A run of records:
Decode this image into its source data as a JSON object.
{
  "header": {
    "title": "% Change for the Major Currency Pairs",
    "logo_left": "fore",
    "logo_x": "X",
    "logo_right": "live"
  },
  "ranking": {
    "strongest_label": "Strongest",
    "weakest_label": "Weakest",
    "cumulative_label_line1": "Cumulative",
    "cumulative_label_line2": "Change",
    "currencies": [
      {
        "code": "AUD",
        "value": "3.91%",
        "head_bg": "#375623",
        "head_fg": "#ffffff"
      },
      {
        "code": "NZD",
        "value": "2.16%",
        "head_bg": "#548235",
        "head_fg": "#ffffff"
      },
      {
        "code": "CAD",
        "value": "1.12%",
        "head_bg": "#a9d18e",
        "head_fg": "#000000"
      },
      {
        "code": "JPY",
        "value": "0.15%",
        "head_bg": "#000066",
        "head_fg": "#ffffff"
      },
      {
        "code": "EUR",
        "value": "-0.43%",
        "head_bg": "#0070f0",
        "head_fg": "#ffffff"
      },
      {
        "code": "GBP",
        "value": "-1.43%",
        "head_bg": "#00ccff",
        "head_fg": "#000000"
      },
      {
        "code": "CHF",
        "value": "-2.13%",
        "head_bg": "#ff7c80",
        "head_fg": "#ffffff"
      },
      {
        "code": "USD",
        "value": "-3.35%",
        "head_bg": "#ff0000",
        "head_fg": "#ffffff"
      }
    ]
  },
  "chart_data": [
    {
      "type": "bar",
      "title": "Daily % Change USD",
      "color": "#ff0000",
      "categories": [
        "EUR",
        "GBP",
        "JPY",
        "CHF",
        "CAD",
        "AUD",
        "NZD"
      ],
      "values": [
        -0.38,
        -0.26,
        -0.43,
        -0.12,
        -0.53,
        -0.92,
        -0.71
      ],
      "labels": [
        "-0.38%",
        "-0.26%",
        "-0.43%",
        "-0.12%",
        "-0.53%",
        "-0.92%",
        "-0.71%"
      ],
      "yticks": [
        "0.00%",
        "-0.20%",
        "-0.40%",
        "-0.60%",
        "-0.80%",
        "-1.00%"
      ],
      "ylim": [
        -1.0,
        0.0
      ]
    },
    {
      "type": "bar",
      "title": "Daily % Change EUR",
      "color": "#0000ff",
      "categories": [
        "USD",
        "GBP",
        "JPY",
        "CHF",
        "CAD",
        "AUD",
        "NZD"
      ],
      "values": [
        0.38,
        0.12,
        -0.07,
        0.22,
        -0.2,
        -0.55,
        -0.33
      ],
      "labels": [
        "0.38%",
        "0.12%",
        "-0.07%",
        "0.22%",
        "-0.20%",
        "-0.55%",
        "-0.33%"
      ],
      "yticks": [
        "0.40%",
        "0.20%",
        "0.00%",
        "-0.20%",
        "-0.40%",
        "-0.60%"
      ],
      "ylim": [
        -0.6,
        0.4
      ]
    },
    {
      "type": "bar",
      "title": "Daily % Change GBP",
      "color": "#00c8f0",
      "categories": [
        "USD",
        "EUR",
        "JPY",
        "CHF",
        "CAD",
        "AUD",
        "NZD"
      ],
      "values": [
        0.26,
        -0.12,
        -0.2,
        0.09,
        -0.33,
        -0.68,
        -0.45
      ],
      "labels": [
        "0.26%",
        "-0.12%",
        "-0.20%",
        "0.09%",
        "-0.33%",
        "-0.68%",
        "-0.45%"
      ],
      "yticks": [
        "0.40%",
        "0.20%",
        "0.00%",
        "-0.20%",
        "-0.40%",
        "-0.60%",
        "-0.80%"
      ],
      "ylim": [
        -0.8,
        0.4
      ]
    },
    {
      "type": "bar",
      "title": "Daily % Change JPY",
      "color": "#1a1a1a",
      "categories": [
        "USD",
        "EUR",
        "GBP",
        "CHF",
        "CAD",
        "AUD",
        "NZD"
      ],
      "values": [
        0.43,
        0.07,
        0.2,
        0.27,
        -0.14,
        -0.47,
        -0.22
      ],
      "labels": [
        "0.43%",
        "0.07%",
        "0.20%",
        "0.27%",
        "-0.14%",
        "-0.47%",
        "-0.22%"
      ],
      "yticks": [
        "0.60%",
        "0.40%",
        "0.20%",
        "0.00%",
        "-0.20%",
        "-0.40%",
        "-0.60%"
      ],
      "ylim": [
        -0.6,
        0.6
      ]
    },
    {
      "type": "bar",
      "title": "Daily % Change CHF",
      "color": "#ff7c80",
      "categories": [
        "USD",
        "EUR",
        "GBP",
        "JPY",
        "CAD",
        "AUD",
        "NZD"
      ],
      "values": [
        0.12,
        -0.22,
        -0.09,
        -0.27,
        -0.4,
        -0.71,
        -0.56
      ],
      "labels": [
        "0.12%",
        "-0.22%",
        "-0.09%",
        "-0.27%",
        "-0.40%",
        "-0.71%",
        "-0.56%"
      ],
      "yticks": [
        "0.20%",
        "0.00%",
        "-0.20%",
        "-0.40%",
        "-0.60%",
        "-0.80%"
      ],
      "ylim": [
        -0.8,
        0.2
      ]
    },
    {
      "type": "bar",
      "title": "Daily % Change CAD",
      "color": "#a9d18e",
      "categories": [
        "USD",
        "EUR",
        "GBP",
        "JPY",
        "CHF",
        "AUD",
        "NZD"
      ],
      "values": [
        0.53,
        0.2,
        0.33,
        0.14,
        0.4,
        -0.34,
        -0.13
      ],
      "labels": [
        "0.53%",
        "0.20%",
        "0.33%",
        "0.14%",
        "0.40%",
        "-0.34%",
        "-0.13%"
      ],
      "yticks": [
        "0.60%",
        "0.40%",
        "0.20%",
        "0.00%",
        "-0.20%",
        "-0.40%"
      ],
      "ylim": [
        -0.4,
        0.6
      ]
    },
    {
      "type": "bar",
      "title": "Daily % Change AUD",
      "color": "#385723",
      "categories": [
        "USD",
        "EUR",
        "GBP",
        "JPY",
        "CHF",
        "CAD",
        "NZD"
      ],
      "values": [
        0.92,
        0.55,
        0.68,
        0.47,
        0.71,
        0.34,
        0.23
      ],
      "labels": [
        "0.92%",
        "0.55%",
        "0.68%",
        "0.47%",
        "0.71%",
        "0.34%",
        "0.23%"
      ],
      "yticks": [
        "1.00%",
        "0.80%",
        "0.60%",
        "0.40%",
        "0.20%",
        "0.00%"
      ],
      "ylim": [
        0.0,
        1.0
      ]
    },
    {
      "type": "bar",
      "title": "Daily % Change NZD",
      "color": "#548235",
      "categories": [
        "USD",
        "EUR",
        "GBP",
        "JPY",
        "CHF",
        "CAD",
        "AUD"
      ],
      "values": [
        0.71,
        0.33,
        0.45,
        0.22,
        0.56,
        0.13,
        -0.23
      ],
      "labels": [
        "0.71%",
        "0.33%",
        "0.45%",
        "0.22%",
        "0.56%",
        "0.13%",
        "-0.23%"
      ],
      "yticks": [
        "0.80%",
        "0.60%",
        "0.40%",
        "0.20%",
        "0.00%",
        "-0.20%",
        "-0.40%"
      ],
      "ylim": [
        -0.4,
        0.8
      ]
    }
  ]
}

▶ **TASK OBJECTIVE**:
Write all of the records out again exactly.

▶ **RESULT OF THE TASK**:
Decode this image into its source data as a JSON object.
{
  "header": {
    "title": "% Change for the Major Currency Pairs",
    "logo_left": "fore",
    "logo_x": "X",
    "logo_right": "live"
  },
  "ranking": {
    "strongest_label": "Strongest",
    "weakest_label": "Weakest",
    "cumulative_label_line1": "Cumulative",
    "cumulative_label_line2": "Change",
    "currencies": [
      {
        "code": "AUD",
        "value": "3.91%",
        "head_bg": "#375623",
        "head_fg": "#ffffff"
      },
      {
        "code": "NZD",
        "value": "2.16%",
        "head_bg": "#548235",
        "head_fg": "#ffffff"
      },
      {
        "code": "CAD",
        "value": "1.12%",
        "head_bg": "#a9d18e",
        "head_fg": "#000000"
      },
      {
        "code": "JPY",
        "value": "0.15%",
        "head_bg": "#000066",
        "head_fg": "#ffffff"
      },
      {
        "code": "EUR",
        "value": "-0.43%",
        "head_bg": "#0070f0",
        "head_fg": "#ffffff"
      },
      {
        "code": "GBP",
        "value": "-1.43%",
        "head_bg": "#00ccff",
        "head_fg": "#000000"
      },
      {
        "code": "CHF",
        "value": "-2.13%",
        "head_bg": "#ff7c80",
        "head_fg": "#ffffff"
      },
      {
        "code": "USD",
        "value": "-3.35%",
        "head_bg": "#ff0000",
        "head_fg": "#ffffff"
      }
    ]
  },
  "chart_data": [
    {
      "type": "bar",
      "title": "Daily % Change USD",
      "color": "#ff0000",
      "categories": [
        "EUR",
        "GBP",
        "JPY",
        "CHF",
        "CAD",
        "AUD",
        "NZD"
      ],
      "values": [
        -0.38,
        -0.26,
        -0.43,
        -0.12,
        -0.53,
        -0.92,
        -0.71
      ],
      "labels": [
        "-0.38%",
        "-0.26%",
        "-0.43%",
        "-0.12%",
        "-0.53%",
        "-0.92%",
        "-0.71%"
      ],
      "yticks": [
        "0.00%",
        "-0.20%",
        "-0.40%",
        "-0.60%",
        "-0.80%",
        "-1.00%"
      ],
      "ylim": [
        -1.0,
        0.0
      ]
    },
    {
      "type": "bar",
      "title": "Daily % Change EUR",
      "color": "#0000ff",
      "categories": [
        "USD",
        "GBP",
        "JPY",
        "CHF",
        "CAD",
        "AUD",
        "NZD"
      ],
      "values": [
        0.38,
        0.12,
        -0.07,
        0.22,
        -0.2,
        -0.55,
        -0.33
      ],
      "labels": [
        "0.38%",
        "0.12%",
        "-0.07%",
        "0.22%",
        "-0.20%",
        "-0.55%",
        "-0.33%"
      ],
      "yticks": [
        "0.40%",
        "0.20%",
        "0.00%",
        "-0.20%",
        "-0.40%",
        "-0.60%"
      ],
      "ylim": [
        -0.6,
        0.4
      ]
    },
    {
      "type": "bar",
      "title": "Daily % Change GBP",
      "color": "#00c8f0",
      "categories": [
        "USD",
        "EUR",
        "JPY",
        "CHF",
        "CAD",
        "AUD",
        "NZD"
      ],
      "values": [
        0.26,
        -0.12,
        -0.2,
        0.09,
        -0.33,
        -0.68,
        -0.45
      ],
      "labels": [
        "0.26%",
        "-0.12%",
        "-0.20%",
        "0.09%",
        "-0.33%",
        "-0.68%",
        "-0.45%"
      ],
      "yticks": [
        "0.40%",
        "0.20%",
        "0.00%",
        "-0.20%",
        "-0.40%",
        "-0.60%",
        "-0.80%"
      ],
      "ylim": [
        -0.8,
        0.4
      ]
    },
    {
      "type": "bar",
      "title": "Daily % Change JPY",
      "color": "#1a1a1a",
      "categories": [
        "USD",
        "EUR",
        "GBP",
        "CHF",
        "CAD",
        "AUD",
        "NZD"
      ],
      "values": [
        0.43,
        0.07,
        0.2,
        0.27,
        -0.14,
        -0.47,
        -0.22
      ],
      "labels": [
        "0.43%",
        "0.07%",
        "0.20%",
        "0.27%",
        "-0.14%",
        "-0.47%",
        "-0.22%"
      ],
      "yticks": [
        "0.60%",
        "0.40%",
        "0.20%",
        "0.00%",
        "-0.20%",
        "-0.40%",
        "-0.60%"
      ],
      "ylim": [
        -0.6,
        0.6
      ]
    },
    {
      "type": "bar",
      "title": "Daily % Change CHF",
      "color": "#ff7c80",
      "categories": [
        "USD",
        "EUR",
        "GBP",
        "JPY",
        "CAD",
        "AUD",
        "NZD"
      ],
      "values": [
        0.12,
        -0.22,
        -0.09,
        -0.27,
        -0.4,
        -0.71,
        -0.56
      ],
      "labels": [
        "0.12%",
        "-0.22%",
        "-0.09%",
        "-0.27%",
        "-0.40%",
        "-0.71%",
        "-0.56%"
      ],
      "yticks": [
        "0.20%",
        "0.00%",
        "-0.20%",
        "-0.40%",
        "-0.60%",
        "-0.80%"
      ],
      "ylim": [
        -0.8,
        0.2
      ]
    },
    {
      "type": "bar",
      "title": "Daily % Change CAD",
      "color": "#a9d18e",
      "categories": [
        "USD",
        "EUR",
        "GBP",
        "JPY",
        "CHF",
        "AUD",
        "NZD"
      ],
      "values": [
        0.53,
        0.2,
        0.33,
        0.14,
        0.4,
        -0.34,
        -0.13
      ],
      "labels": [
        "0.53%",
        "0.20%",
        "0.33%",
        "0.14%",
        "0.40%",
        "-0.34%",
        "-0.13%"
      ],
      "yticks": [
        "0.60%",
        "0.40%",
        "0.20%",
        "0.00%",
        "-0.20%",
        "-0.40%"
      ],
      "ylim": [
        -0.4,
        0.6
      ]
    },
    {
      "type": "bar",
      "title": "Daily % Change AUD",
      "color": "#385723",
      "categories": [
        "USD",
        "EUR",
        "GBP",
        "JPY",
        "CHF",
        "CAD",
        "NZD"
      ],
      "values": [
        0.92,
        0.55,
        0.68,
        0.47,
        0.71,
        0.34,
        0.23
      ],
      "labels": [
        "0.92%",
        "0.55%",
        "0.68%",
        "0.47%",
        "0.71%",
        "0.34%",
        "0.23%"
      ],
      "yticks": [
        "1.00%",
        "0.80%",
        "0.60%",
        "0.40%",
        "0.20%",
        "0.00%"
      ],
      "ylim": [
        0.0,
        1.0
      ]
    },
    {
      "type": "bar",
      "title": "Daily % Change NZD",
      "color": "#548235",
      "categories": [
        "USD",
        "EUR",
        "GBP",
        "JPY",
        "CHF",
        "CAD",
        "AUD"
      ],
      "values": [
        0.71,
        0.33,
        0.45,
        0.22,
        0.56,
        0.13,
        -0.23
      ],
      "labels": [
        "0.71%",
        "0.33%",
        "0.45%",
        "0.22%",
        "0.56%",
        "0.13%",
        "-0.23%"
      ],
      "yticks": [
        "0.80%",
        "0.60%",
        "0.40%",
        "0.20%",
        "0.00%",
        "-0.20%",
        "-0.40%"
      ],
      "ylim": [
        -0.4,
        0.8
      ]
    }
  ]
}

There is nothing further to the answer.